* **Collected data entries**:
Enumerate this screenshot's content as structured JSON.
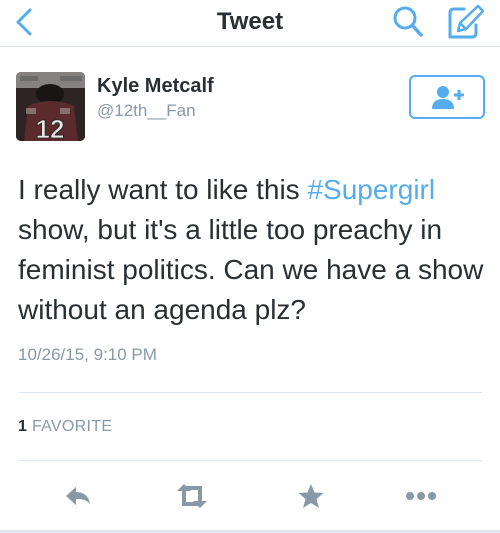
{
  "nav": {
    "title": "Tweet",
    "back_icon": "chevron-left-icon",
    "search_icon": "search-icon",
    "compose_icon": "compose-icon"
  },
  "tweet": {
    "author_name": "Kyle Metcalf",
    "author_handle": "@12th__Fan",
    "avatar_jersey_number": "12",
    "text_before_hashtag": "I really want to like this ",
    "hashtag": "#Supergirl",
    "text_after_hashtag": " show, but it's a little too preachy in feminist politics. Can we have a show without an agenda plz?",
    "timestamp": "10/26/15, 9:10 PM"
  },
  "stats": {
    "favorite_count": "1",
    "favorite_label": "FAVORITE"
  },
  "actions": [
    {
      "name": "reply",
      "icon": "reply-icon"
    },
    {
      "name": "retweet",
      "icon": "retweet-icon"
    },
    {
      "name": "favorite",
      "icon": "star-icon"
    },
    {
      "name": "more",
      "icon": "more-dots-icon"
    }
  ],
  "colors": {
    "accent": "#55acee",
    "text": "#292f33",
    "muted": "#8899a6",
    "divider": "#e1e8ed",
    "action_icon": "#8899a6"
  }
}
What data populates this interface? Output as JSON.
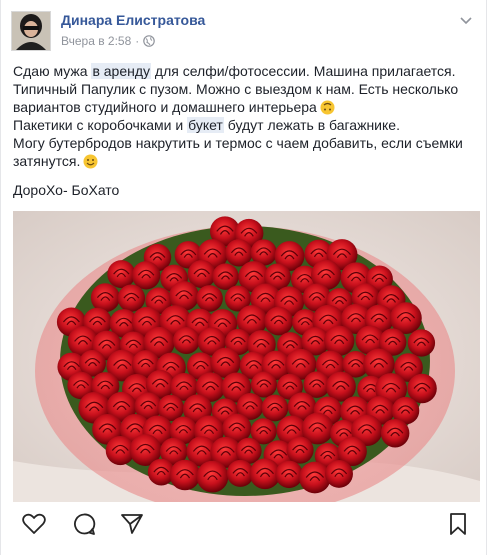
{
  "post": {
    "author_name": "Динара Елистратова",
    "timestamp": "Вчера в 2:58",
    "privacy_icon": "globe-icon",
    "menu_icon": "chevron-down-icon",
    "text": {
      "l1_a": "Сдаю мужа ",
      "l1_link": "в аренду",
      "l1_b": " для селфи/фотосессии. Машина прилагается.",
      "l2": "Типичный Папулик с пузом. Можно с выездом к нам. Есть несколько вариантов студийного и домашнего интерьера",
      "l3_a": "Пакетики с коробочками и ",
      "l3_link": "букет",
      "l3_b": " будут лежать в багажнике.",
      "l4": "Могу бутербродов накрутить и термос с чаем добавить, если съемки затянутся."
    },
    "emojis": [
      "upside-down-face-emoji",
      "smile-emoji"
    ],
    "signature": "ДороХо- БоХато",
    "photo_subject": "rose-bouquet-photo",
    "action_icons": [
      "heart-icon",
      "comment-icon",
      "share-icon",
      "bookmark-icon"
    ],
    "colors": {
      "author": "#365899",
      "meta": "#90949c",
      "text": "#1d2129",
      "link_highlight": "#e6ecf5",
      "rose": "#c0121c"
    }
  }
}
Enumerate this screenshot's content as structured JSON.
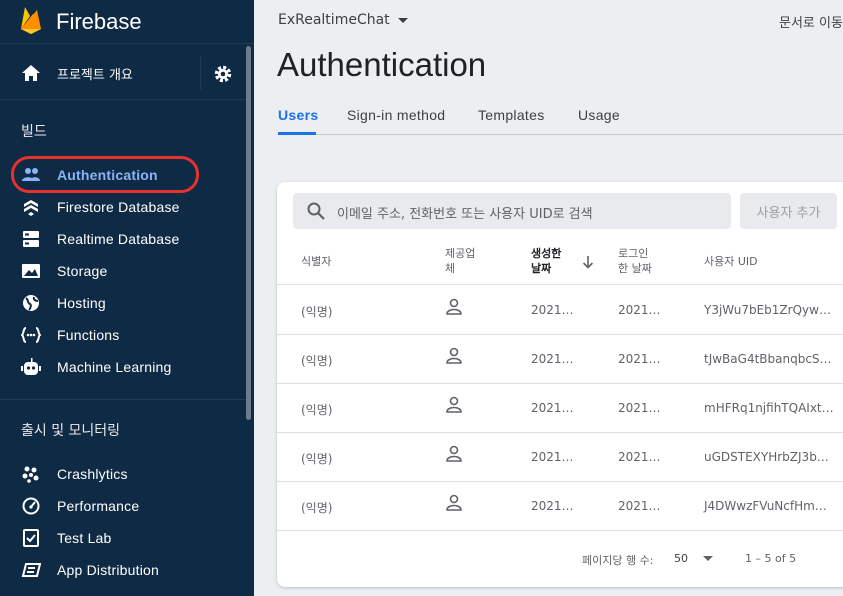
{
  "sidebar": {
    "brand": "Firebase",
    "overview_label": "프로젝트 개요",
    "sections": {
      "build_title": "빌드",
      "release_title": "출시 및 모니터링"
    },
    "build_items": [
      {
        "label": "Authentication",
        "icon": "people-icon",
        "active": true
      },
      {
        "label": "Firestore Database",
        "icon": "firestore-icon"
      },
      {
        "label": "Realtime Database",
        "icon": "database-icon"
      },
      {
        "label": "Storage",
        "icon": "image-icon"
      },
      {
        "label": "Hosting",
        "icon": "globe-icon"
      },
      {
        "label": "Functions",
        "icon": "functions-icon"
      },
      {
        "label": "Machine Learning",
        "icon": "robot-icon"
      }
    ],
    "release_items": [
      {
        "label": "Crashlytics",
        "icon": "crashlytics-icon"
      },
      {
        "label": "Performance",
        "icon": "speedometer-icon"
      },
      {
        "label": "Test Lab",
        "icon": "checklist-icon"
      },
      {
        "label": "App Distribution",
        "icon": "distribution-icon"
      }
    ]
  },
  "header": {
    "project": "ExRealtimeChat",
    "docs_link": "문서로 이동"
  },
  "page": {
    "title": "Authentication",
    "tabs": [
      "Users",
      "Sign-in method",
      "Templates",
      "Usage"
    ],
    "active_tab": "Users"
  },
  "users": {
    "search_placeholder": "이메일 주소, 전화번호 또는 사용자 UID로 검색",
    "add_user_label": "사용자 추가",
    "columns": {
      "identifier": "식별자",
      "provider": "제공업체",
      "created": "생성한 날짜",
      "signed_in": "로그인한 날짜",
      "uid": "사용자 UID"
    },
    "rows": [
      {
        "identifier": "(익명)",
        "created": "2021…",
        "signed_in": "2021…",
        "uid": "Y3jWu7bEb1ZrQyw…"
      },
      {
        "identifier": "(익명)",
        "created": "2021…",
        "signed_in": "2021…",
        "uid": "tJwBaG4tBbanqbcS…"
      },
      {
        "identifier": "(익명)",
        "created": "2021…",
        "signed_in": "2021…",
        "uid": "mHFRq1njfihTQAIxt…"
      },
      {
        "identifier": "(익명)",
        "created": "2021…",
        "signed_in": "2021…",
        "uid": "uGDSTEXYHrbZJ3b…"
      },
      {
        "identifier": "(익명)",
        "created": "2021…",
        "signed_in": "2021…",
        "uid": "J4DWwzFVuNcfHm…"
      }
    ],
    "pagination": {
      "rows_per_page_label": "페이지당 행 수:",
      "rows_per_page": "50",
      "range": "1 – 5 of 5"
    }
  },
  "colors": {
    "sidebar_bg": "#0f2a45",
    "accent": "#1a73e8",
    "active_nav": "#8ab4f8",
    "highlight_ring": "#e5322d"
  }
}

* **Aim**:
Skip the pictures, then retype every line above exactly.

* **Result**:
Enumerate this screenshot's content as structured JSON.
{
  "nav": {
    "title": "Tweet",
    "back_icon": "chevron-left-icon",
    "search_icon": "search-icon",
    "compose_icon": "compose-icon"
  },
  "tweet": {
    "author_name": "Kyle Metcalf",
    "author_handle": "@12th__Fan",
    "avatar_jersey_number": "12",
    "text_before_hashtag": "I really want to like this ",
    "hashtag": "#Supergirl",
    "text_after_hashtag": " show, but it's a little too preachy in feminist politics. Can we have a show without an agenda plz?",
    "timestamp": "10/26/15, 9:10 PM"
  },
  "stats": {
    "favorite_count": "1",
    "favorite_label": "FAVORITE"
  },
  "actions": [
    {
      "name": "reply",
      "icon": "reply-icon"
    },
    {
      "name": "retweet",
      "icon": "retweet-icon"
    },
    {
      "name": "favorite",
      "icon": "star-icon"
    },
    {
      "name": "more",
      "icon": "more-dots-icon"
    }
  ],
  "colors": {
    "accent": "#55acee",
    "text": "#292f33",
    "muted": "#8899a6",
    "divider": "#e1e8ed",
    "action_icon": "#8899a6"
  }
}
What data populates this interface? Output as JSON.
{
  "post": {
    "author_name": "Динара Елистратова",
    "timestamp": "Вчера в 2:58",
    "privacy_icon": "globe-icon",
    "menu_icon": "chevron-down-icon",
    "text": {
      "l1_a": "Сдаю мужа ",
      "l1_link": "в аренду",
      "l1_b": " для селфи/фотосессии. Машина прилагается.",
      "l2": "Типичный Папулик с пузом. Можно с выездом к нам. Есть несколько вариантов студийного и домашнего интерьера",
      "l3_a": "Пакетики с коробочками и ",
      "l3_link": "букет",
      "l3_b": " будут лежать в багажнике.",
      "l4": "Могу бутербродов накрутить и термос с чаем добавить, если съемки затянутся."
    },
    "emojis": [
      "upside-down-face-emoji",
      "smile-emoji"
    ],
    "signature": "ДороХо- БоХато",
    "photo_subject": "rose-bouquet-photo",
    "action_icons": [
      "heart-icon",
      "comment-icon",
      "share-icon",
      "bookmark-icon"
    ],
    "colors": {
      "author": "#365899",
      "meta": "#90949c",
      "text": "#1d2129",
      "link_highlight": "#e6ecf5",
      "rose": "#c0121c"
    }
  }
}
Enumerate this screenshot's content as structured JSON.
{
  "sidebar": {
    "brand": "Firebase",
    "overview_label": "프로젝트 개요",
    "sections": {
      "build_title": "빌드",
      "release_title": "출시 및 모니터링"
    },
    "build_items": [
      {
        "label": "Authentication",
        "icon": "people-icon",
        "active": true
      },
      {
        "label": "Firestore Database",
        "icon": "firestore-icon"
      },
      {
        "label": "Realtime Database",
        "icon": "database-icon"
      },
      {
        "label": "Storage",
        "icon": "image-icon"
      },
      {
        "label": "Hosting",
        "icon": "globe-icon"
      },
      {
        "label": "Functions",
        "icon": "functions-icon"
      },
      {
        "label": "Machine Learning",
        "icon": "robot-icon"
      }
    ],
    "release_items": [
      {
        "label": "Crashlytics",
        "icon": "crashlytics-icon"
      },
      {
        "label": "Performance",
        "icon": "speedometer-icon"
      },
      {
        "label": "Test Lab",
        "icon": "checklist-icon"
      },
      {
        "label": "App Distribution",
        "icon": "distribution-icon"
      }
    ]
  },
  "header": {
    "project": "ExRealtimeChat",
    "docs_link": "문서로 이동"
  },
  "page": {
    "title": "Authentication",
    "tabs": [
      "Users",
      "Sign-in method",
      "Templates",
      "Usage"
    ],
    "active_tab": "Users"
  },
  "users": {
    "search_placeholder": "이메일 주소, 전화번호 또는 사용자 UID로 검색",
    "add_user_label": "사용자 추가",
    "columns": {
      "identifier": "식별자",
      "provider": "제공업체",
      "created": "생성한 날짜",
      "signed_in": "로그인한 날짜",
      "uid": "사용자 UID"
    },
    "rows": [
      {
        "identifier": "(익명)",
        "created": "2021…",
        "signed_in": "2021…",
        "uid": "Y3jWu7bEb1ZrQyw…"
      },
      {
        "identifier": "(익명)",
        "created": "2021…",
        "signed_in": "2021…",
        "uid": "tJwBaG4tBbanqbcS…"
      },
      {
        "identifier": "(익명)",
        "created": "2021…",
        "signed_in": "2021…",
        "uid": "mHFRq1njfihTQAIxt…"
      },
      {
        "identifier": "(익명)",
        "created": "2021…",
        "signed_in": "2021…",
        "uid": "uGDSTEXYHrbZJ3b…"
      },
      {
        "identifier": "(익명)",
        "created": "2021…",
        "signed_in": "2021…",
        "uid": "J4DWwzFVuNcfHm…"
      }
    ],
    "pagination": {
      "rows_per_page_label": "페이지당 행 수:",
      "rows_per_page": "50",
      "range": "1 – 5 of 5"
    }
  },
  "colors": {
    "sidebar_bg": "#0f2a45",
    "accent": "#1a73e8",
    "active_nav": "#8ab4f8",
    "highlight_ring": "#e5322d"
  }
}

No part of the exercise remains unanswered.